PROBLEM TO SOLVE: Pull every line containing "Volume" from the entries.
━━━━━ DATA FOR THIS EXERCISE
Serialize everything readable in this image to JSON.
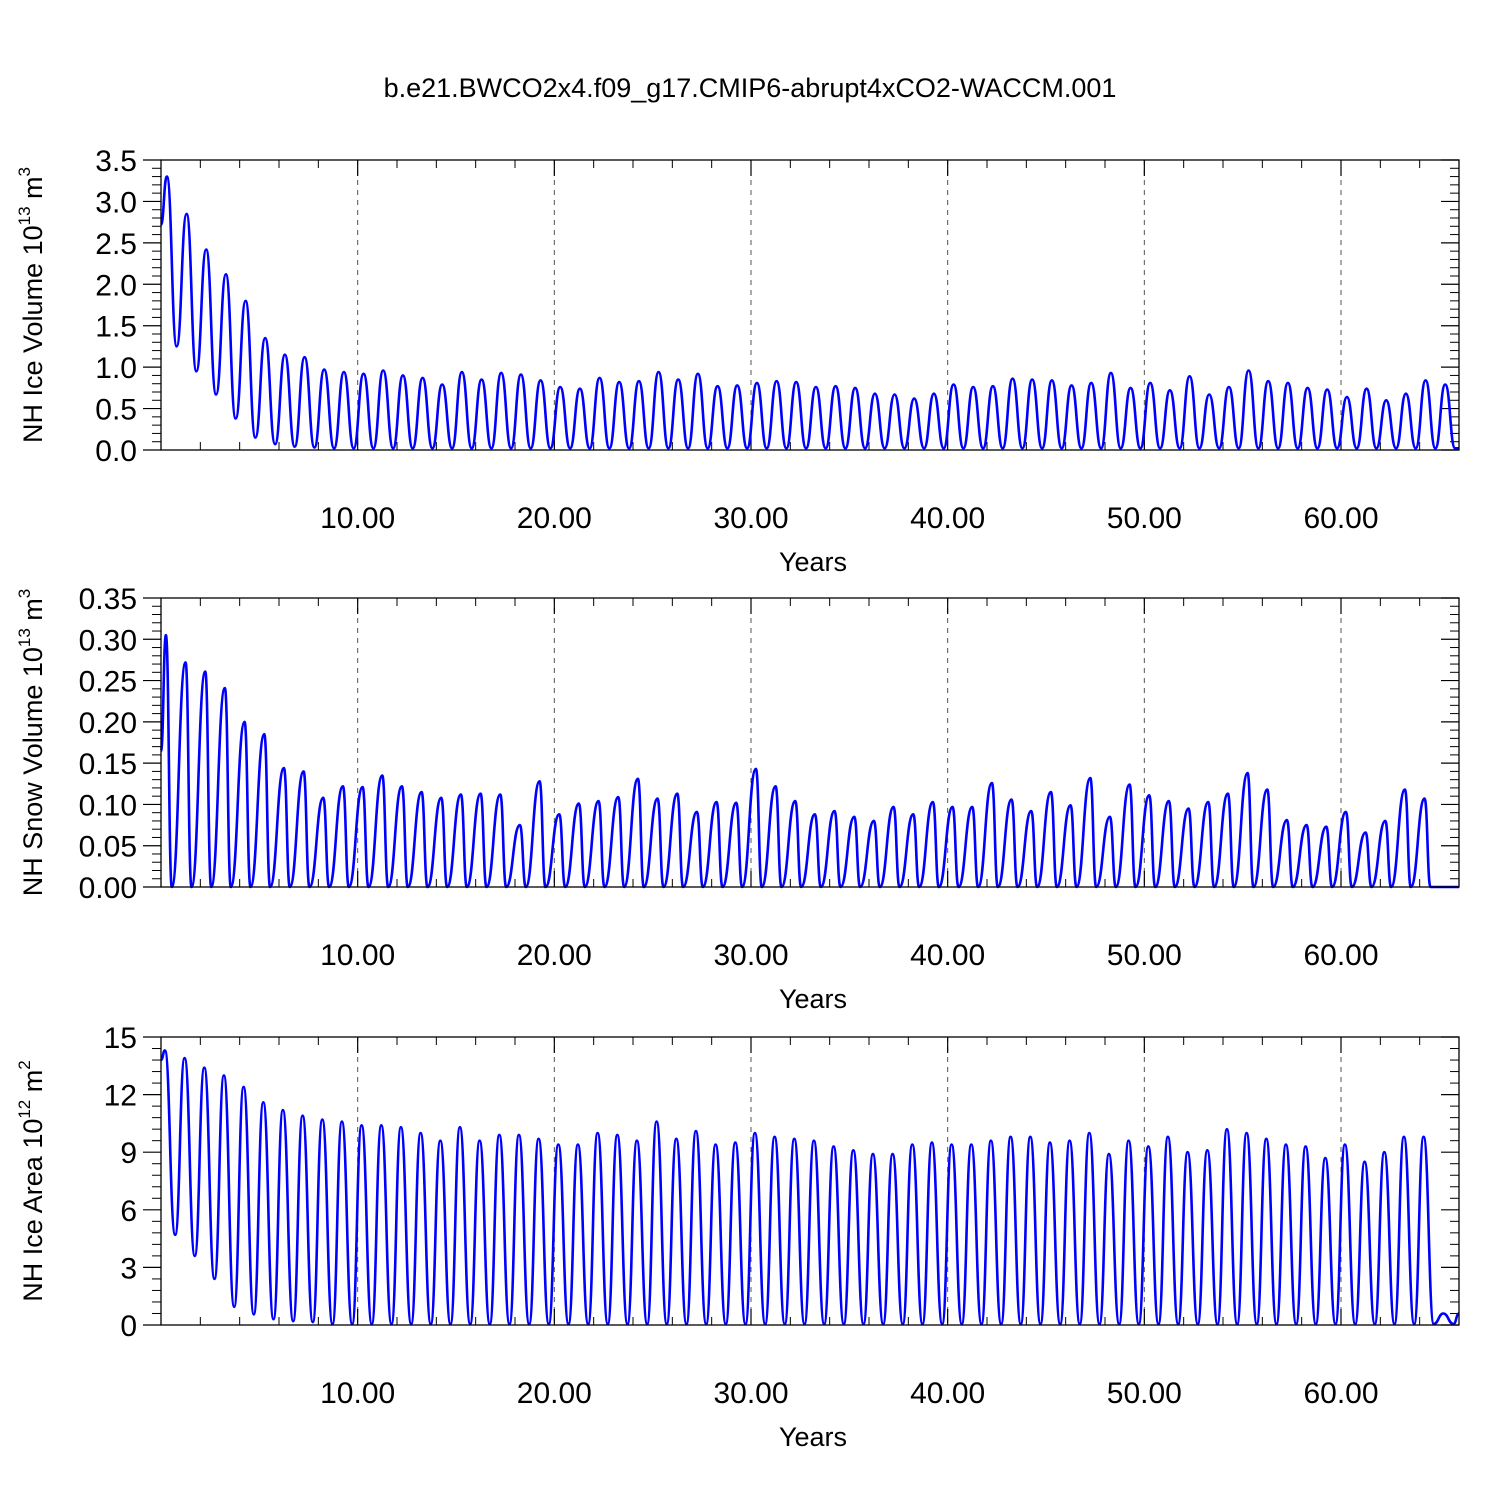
{
  "figure": {
    "title": "b.e21.BWCO2x4.f09_g17.CMIP6-abrupt4xCO2-WACCM.001"
  },
  "colors": {
    "series": "#0000ff",
    "axes": "#000000",
    "grid": "#555555"
  },
  "chart_data": [
    {
      "type": "line",
      "ylabel": "NH Ice Volume 10",
      "ylabel_sup": "13",
      "ylabel_unit": " m",
      "ylabel_unit_sup": "3",
      "xlabel": "Years",
      "xlim": [
        0,
        66
      ],
      "ylim": [
        0,
        3.5
      ],
      "x_ticks": [
        10,
        20,
        30,
        40,
        50,
        60
      ],
      "x_tick_labels": [
        "10.00",
        "20.00",
        "30.00",
        "40.00",
        "50.00",
        "60.00"
      ],
      "y_ticks": [
        0,
        0.5,
        1.0,
        1.5,
        2.0,
        2.5,
        3.0,
        3.5
      ],
      "y_tick_labels": [
        "0.0",
        "0.5",
        "1.0",
        "1.5",
        "2.0",
        "2.5",
        "3.0",
        "3.5"
      ],
      "x_grid": "dashed",
      "series": [
        {
          "period": 1,
          "start": 2.72,
          "end": 0.02,
          "peak_phase": 0.3,
          "trough_phase": 0.8,
          "peaks": [
            3.3,
            2.85,
            2.42,
            2.12,
            1.8,
            1.35,
            1.15,
            1.12,
            0.97,
            0.94,
            0.92,
            0.96,
            0.9,
            0.87,
            0.79,
            0.94,
            0.85,
            0.93,
            0.91,
            0.84,
            0.76,
            0.74,
            0.87,
            0.82,
            0.83,
            0.94,
            0.85,
            0.92,
            0.77,
            0.78,
            0.81,
            0.83,
            0.82,
            0.76,
            0.77,
            0.75,
            0.68,
            0.67,
            0.62,
            0.68,
            0.79,
            0.76,
            0.77,
            0.86,
            0.85,
            0.84,
            0.78,
            0.81,
            0.93,
            0.75,
            0.81,
            0.72,
            0.89,
            0.67,
            0.76,
            0.96,
            0.83,
            0.81,
            0.75,
            0.73,
            0.64,
            0.74,
            0.6,
            0.68,
            0.84,
            0.79
          ],
          "troughs": [
            1.25,
            0.95,
            0.67,
            0.38,
            0.15,
            0.07,
            0.04,
            0.03,
            0.02,
            0.02,
            0.02,
            0.02,
            0.02,
            0.02,
            0.02,
            0.02,
            0.02,
            0.02,
            0.02,
            0.02,
            0.02,
            0.02,
            0.02,
            0.02,
            0.02,
            0.02,
            0.02,
            0.02,
            0.02,
            0.02,
            0.02,
            0.02,
            0.02,
            0.02,
            0.02,
            0.02,
            0.02,
            0.02,
            0.02,
            0.02,
            0.02,
            0.02,
            0.02,
            0.02,
            0.02,
            0.02,
            0.02,
            0.02,
            0.02,
            0.02,
            0.02,
            0.02,
            0.02,
            0.02,
            0.02,
            0.02,
            0.02,
            0.02,
            0.02,
            0.02,
            0.02,
            0.02,
            0.02,
            0.02,
            0.02,
            0.02
          ]
        }
      ]
    },
    {
      "type": "line",
      "ylabel": "NH Snow Volume 10",
      "ylabel_sup": "13",
      "ylabel_unit": " m",
      "ylabel_unit_sup": "3",
      "xlabel": "Years",
      "xlim": [
        0,
        66
      ],
      "ylim": [
        0,
        0.35
      ],
      "x_ticks": [
        10,
        20,
        30,
        40,
        50,
        60
      ],
      "x_tick_labels": [
        "10.00",
        "20.00",
        "30.00",
        "40.00",
        "50.00",
        "60.00"
      ],
      "y_ticks": [
        0,
        0.05,
        0.1,
        0.15,
        0.2,
        0.25,
        0.3,
        0.35
      ],
      "y_tick_labels": [
        "0.00",
        "0.05",
        "0.10",
        "0.15",
        "0.20",
        "0.25",
        "0.30",
        "0.35"
      ],
      "x_grid": "dashed",
      "series": [
        {
          "period": 1,
          "start": 0.165,
          "end": 0.0,
          "peak_phase": 0.25,
          "trough_phase": 0.55,
          "peaks": [
            0.305,
            0.272,
            0.261,
            0.241,
            0.2,
            0.185,
            0.144,
            0.14,
            0.108,
            0.122,
            0.121,
            0.135,
            0.122,
            0.115,
            0.108,
            0.112,
            0.113,
            0.112,
            0.075,
            0.128,
            0.088,
            0.101,
            0.104,
            0.109,
            0.131,
            0.107,
            0.113,
            0.091,
            0.103,
            0.102,
            0.143,
            0.122,
            0.104,
            0.088,
            0.092,
            0.085,
            0.08,
            0.097,
            0.088,
            0.103,
            0.097,
            0.097,
            0.126,
            0.106,
            0.092,
            0.115,
            0.099,
            0.132,
            0.085,
            0.124,
            0.111,
            0.104,
            0.095,
            0.103,
            0.113,
            0.138,
            0.118,
            0.081,
            0.075,
            0.073,
            0.091,
            0.066,
            0.08,
            0.118,
            0.107,
            0.0
          ],
          "troughs": [
            0.0,
            0.0,
            0.0,
            0.0,
            0.0,
            0.0,
            0.0,
            0.0,
            0.0,
            0.0,
            0.0,
            0.0,
            0.0,
            0.0,
            0.0,
            0.0,
            0.0,
            0.0,
            0.0,
            0.0,
            0.0,
            0.0,
            0.0,
            0.0,
            0.0,
            0.0,
            0.0,
            0.0,
            0.0,
            0.0,
            0.0,
            0.0,
            0.0,
            0.0,
            0.0,
            0.0,
            0.0,
            0.0,
            0.0,
            0.0,
            0.0,
            0.0,
            0.0,
            0.0,
            0.0,
            0.0,
            0.0,
            0.0,
            0.0,
            0.0,
            0.0,
            0.0,
            0.0,
            0.0,
            0.0,
            0.0,
            0.0,
            0.0,
            0.0,
            0.0,
            0.0,
            0.0,
            0.0,
            0.0,
            0.0,
            0.0
          ]
        }
      ]
    },
    {
      "type": "line",
      "ylabel": "NH Ice Area 10",
      "ylabel_sup": "12",
      "ylabel_unit": " m",
      "ylabel_unit_sup": "2",
      "xlabel": "Years",
      "xlim": [
        0,
        66
      ],
      "ylim": [
        0,
        15
      ],
      "x_ticks": [
        10,
        20,
        30,
        40,
        50,
        60
      ],
      "x_tick_labels": [
        "10.00",
        "20.00",
        "30.00",
        "40.00",
        "50.00",
        "60.00"
      ],
      "y_ticks": [
        0,
        3,
        6,
        9,
        12,
        15
      ],
      "y_tick_labels": [
        "0",
        "3",
        "6",
        "9",
        "12",
        "15"
      ],
      "x_grid": "dashed",
      "series": [
        {
          "period": 1,
          "start": 13.8,
          "end": 0.6,
          "peak_phase": 0.2,
          "trough_phase": 0.72,
          "peaks": [
            14.3,
            13.9,
            13.4,
            13.0,
            12.4,
            11.6,
            11.2,
            10.9,
            10.7,
            10.6,
            10.4,
            10.4,
            10.3,
            10.0,
            9.6,
            10.3,
            9.6,
            9.9,
            9.9,
            9.7,
            9.4,
            9.4,
            10.0,
            9.9,
            9.6,
            10.6,
            9.7,
            10.1,
            9.4,
            9.5,
            10.0,
            9.8,
            9.7,
            9.6,
            9.3,
            9.1,
            8.9,
            8.9,
            9.4,
            9.5,
            9.4,
            9.4,
            9.6,
            9.8,
            9.8,
            9.5,
            9.6,
            10.0,
            8.9,
            9.6,
            9.3,
            9.8,
            9.0,
            9.1,
            10.2,
            10.0,
            9.7,
            9.4,
            9.3,
            8.7,
            9.4,
            8.5,
            9.0,
            9.8,
            9.8,
            0.6
          ],
          "troughs": [
            4.7,
            3.6,
            2.4,
            0.95,
            0.55,
            0.3,
            0.2,
            0.15,
            0.05,
            0.05,
            0.05,
            0.05,
            0.05,
            0.05,
            0.05,
            0.05,
            0.05,
            0.05,
            0.05,
            0.05,
            0.05,
            0.05,
            0.05,
            0.05,
            0.05,
            0.05,
            0.05,
            0.05,
            0.05,
            0.05,
            0.05,
            0.05,
            0.05,
            0.05,
            0.05,
            0.05,
            0.05,
            0.05,
            0.05,
            0.05,
            0.05,
            0.05,
            0.05,
            0.05,
            0.05,
            0.05,
            0.05,
            0.05,
            0.05,
            0.05,
            0.05,
            0.05,
            0.05,
            0.05,
            0.05,
            0.05,
            0.05,
            0.05,
            0.05,
            0.05,
            0.05,
            0.05,
            0.05,
            0.05,
            0.05,
            0.05
          ]
        }
      ]
    }
  ]
}
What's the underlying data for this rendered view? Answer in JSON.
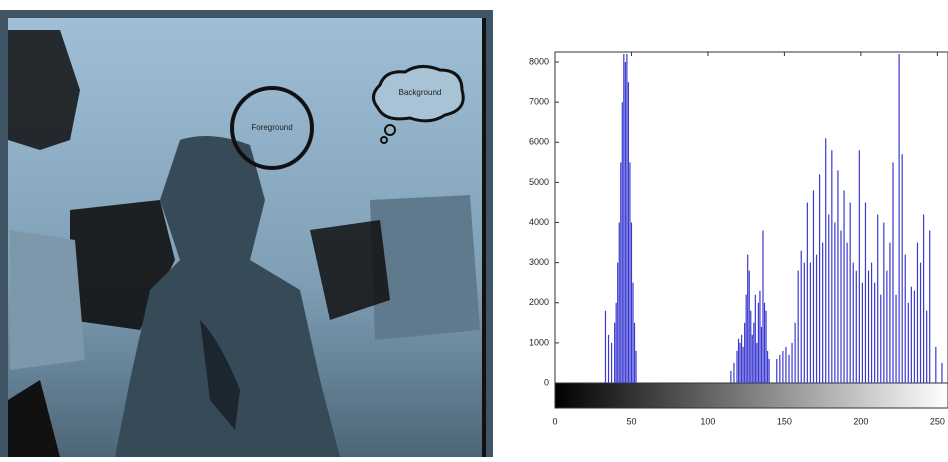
{
  "image": {
    "labels": [
      "Foreground",
      "Background"
    ]
  },
  "chart_data": {
    "type": "stem",
    "color": "#3a3ad0",
    "x": [
      33,
      35,
      37,
      39,
      40,
      41,
      42,
      43,
      44,
      45,
      46,
      47,
      48,
      49,
      50,
      51,
      52,
      53,
      115,
      117,
      119,
      120,
      121,
      122,
      123,
      124,
      125,
      126,
      127,
      128,
      129,
      130,
      131,
      132,
      133,
      134,
      135,
      136,
      137,
      138,
      139,
      140,
      145,
      147,
      149,
      151,
      153,
      155,
      157,
      159,
      161,
      163,
      165,
      167,
      169,
      171,
      173,
      175,
      177,
      179,
      181,
      183,
      185,
      187,
      189,
      191,
      193,
      195,
      197,
      199,
      201,
      203,
      205,
      207,
      209,
      211,
      213,
      215,
      217,
      219,
      221,
      223,
      225,
      227,
      229,
      231,
      233,
      235,
      237,
      239,
      241,
      243,
      245,
      249,
      253
    ],
    "values": [
      1800,
      1200,
      1000,
      1500,
      2000,
      3000,
      4000,
      5500,
      7000,
      8200,
      8000,
      8200,
      7500,
      5500,
      4000,
      2500,
      1500,
      800,
      300,
      500,
      800,
      1100,
      1000,
      1200,
      900,
      1500,
      2200,
      3200,
      2800,
      1800,
      1200,
      1500,
      2200,
      1000,
      2000,
      2300,
      1400,
      3800,
      2000,
      1800,
      800,
      600,
      600,
      700,
      800,
      900,
      700,
      1000,
      1500,
      2800,
      3300,
      3000,
      4500,
      3000,
      4800,
      3200,
      5200,
      3500,
      6100,
      4200,
      5800,
      4000,
      5300,
      3800,
      4800,
      3500,
      4500,
      3000,
      2800,
      5800,
      2500,
      4500,
      2800,
      3000,
      2500,
      4200,
      2200,
      4000,
      2800,
      3500,
      5500,
      2200,
      8200,
      5700,
      3200,
      2000,
      2400,
      2300,
      3500,
      3000,
      4200,
      1800,
      3800,
      900,
      500
    ],
    "xlim": [
      0,
      255
    ],
    "ylim": [
      0,
      8250
    ],
    "xticks": [
      0,
      50,
      100,
      150,
      200,
      250
    ],
    "yticks": [
      0,
      1000,
      2000,
      3000,
      4000,
      5000,
      6000,
      7000,
      8000
    ]
  }
}
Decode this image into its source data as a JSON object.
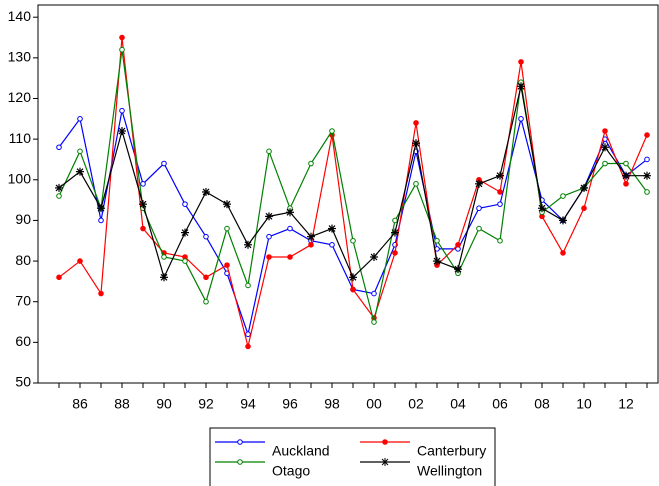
━━━━━━━━━━
REPLY TO THE EXERCISE:
      "ylabel": "NH Ice Volume 10",
      "ylabel": "NH Snow Volume 10",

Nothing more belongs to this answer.